Data items:
--
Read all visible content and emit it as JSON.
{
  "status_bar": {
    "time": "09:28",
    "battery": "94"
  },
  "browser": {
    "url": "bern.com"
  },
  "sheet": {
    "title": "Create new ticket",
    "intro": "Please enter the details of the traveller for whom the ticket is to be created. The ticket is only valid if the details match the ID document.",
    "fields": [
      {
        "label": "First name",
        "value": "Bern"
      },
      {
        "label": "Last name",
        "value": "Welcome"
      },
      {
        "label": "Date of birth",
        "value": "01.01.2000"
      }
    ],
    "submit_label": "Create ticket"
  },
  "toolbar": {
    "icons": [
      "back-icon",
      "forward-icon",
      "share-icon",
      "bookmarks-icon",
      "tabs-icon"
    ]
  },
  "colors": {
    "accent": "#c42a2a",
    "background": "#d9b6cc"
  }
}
--
## To do
Output all of the material exactly as written.

## Answer to this exercise
Read all visible content and emit it as JSON.
{
  "status_bar": {
    "time": "09:28",
    "battery": "94"
  },
  "browser": {
    "url": "bern.com"
  },
  "sheet": {
    "title": "Create new ticket",
    "intro": "Please enter the details of the traveller for whom the ticket is to be created. The ticket is only valid if the details match the ID document.",
    "fields": [
      {
        "label": "First name",
        "value": "Bern"
      },
      {
        "label": "Last name",
        "value": "Welcome"
      },
      {
        "label": "Date of birth",
        "value": "01.01.2000"
      }
    ],
    "submit_label": "Create ticket"
  },
  "toolbar": {
    "icons": [
      "back-icon",
      "forward-icon",
      "share-icon",
      "bookmarks-icon",
      "tabs-icon"
    ]
  },
  "colors": {
    "accent": "#c42a2a",
    "background": "#d9b6cc"
  }
}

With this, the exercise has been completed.